** Begin **
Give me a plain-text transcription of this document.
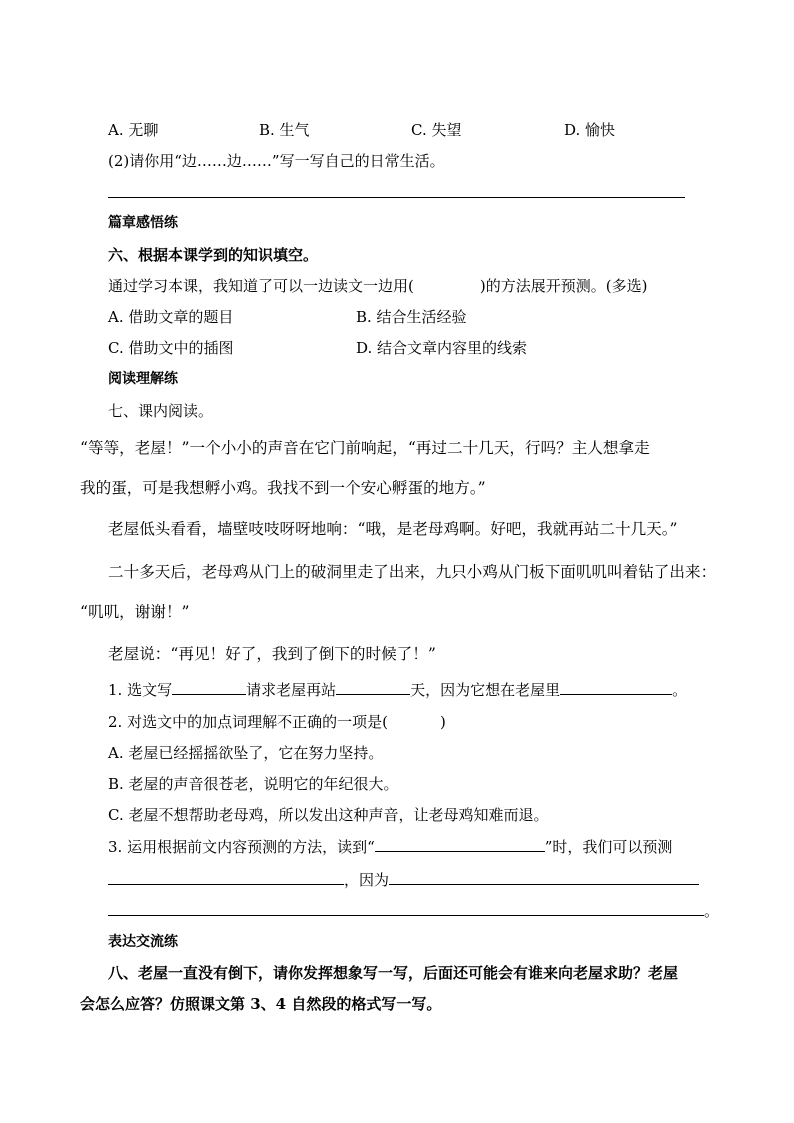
A. 无聊	B. 生气	C. 失望	D. 愉快
(2)请你用“边……边……”写一写自己的日常生活。
篇章感悟练
六、根据本课学到的知识填空。
通过学习本课，我知道了可以一边读文一边用(	)的方法展开预测。(多选)
A. 借助文章的题目	B. 结合生活经验
C. 借助文中的插图	D. 结合文章内容里的线索
阅读理解练
七、课内阅读。
“等等，老屋！”一个小小的声音在它门前响起，“再过二十几天，行吗？主人想拿走
我的蛋，可是我想孵小鸡。我找不到一个安心孵蛋的地方。”
老屋低头看看，墙壁吱吱呀呀地响：“哦，是老母鸡啊。好吧，我就再站二十几天。”
二十多天后，老母鸡从门上的破洞里走了出来，九只小鸡从门板下面叽叽叫着钻了出来：
“叽叽，谢谢！”
老屋说：“再见！好了，我到了倒下的时候了！”
1. 选文写	请求老屋再站	天，因为它想在老屋里	。
2. 对选文中的加点词理解不正确的一项是(	)
A. 老屋已经摇摇欲坠了，它在努力坚持。
B. 老屋的声音很苍老，说明它的年纪很大。
C. 老屋不想帮助老母鸡，所以发出这种声音，让老母鸡知难而退。
3. 运用根据前文内容预测的方法，读到“	”时，我们可以预测
，因为
。
表达交流练
八、老屋一直没有倒下，请你发挥想象写一写，后面还可能会有谁来向老屋求助？老屋
会怎么应答？仿照课文第 3、4 自然段的格式写一写。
** End **
> [Short problem]
Transcribe the whole listing exactly. Pictures are excluded.

> [Solution to this task]
Give me a plain-text transcription of this document.
A. 无聊	B. 生气	C. 失望	D. 愉快
(2)请你用“边……边……”写一写自己的日常生活。
篇章感悟练
六、根据本课学到的知识填空。
通过学习本课，我知道了可以一边读文一边用(	)的方法展开预测。(多选)
A. 借助文章的题目	B. 结合生活经验
C. 借助文中的插图	D. 结合文章内容里的线索
阅读理解练
七、课内阅读。
“等等，老屋！”一个小小的声音在它门前响起，“再过二十几天，行吗？主人想拿走
我的蛋，可是我想孵小鸡。我找不到一个安心孵蛋的地方。”
老屋低头看看，墙壁吱吱呀呀地响：“哦，是老母鸡啊。好吧，我就再站二十几天。”
二十多天后，老母鸡从门上的破洞里走了出来，九只小鸡从门板下面叽叽叫着钻了出来：
“叽叽，谢谢！”
老屋说：“再见！好了，我到了倒下的时候了！”
1. 选文写	请求老屋再站	天，因为它想在老屋里	。
2. 对选文中的加点词理解不正确的一项是(	)
A. 老屋已经摇摇欲坠了，它在努力坚持。
B. 老屋的声音很苍老，说明它的年纪很大。
C. 老屋不想帮助老母鸡，所以发出这种声音，让老母鸡知难而退。
3. 运用根据前文内容预测的方法，读到“	”时，我们可以预测
，因为
。
表达交流练
八、老屋一直没有倒下，请你发挥想象写一写，后面还可能会有谁来向老屋求助？老屋
会怎么应答？仿照课文第 3、4 自然段的格式写一写。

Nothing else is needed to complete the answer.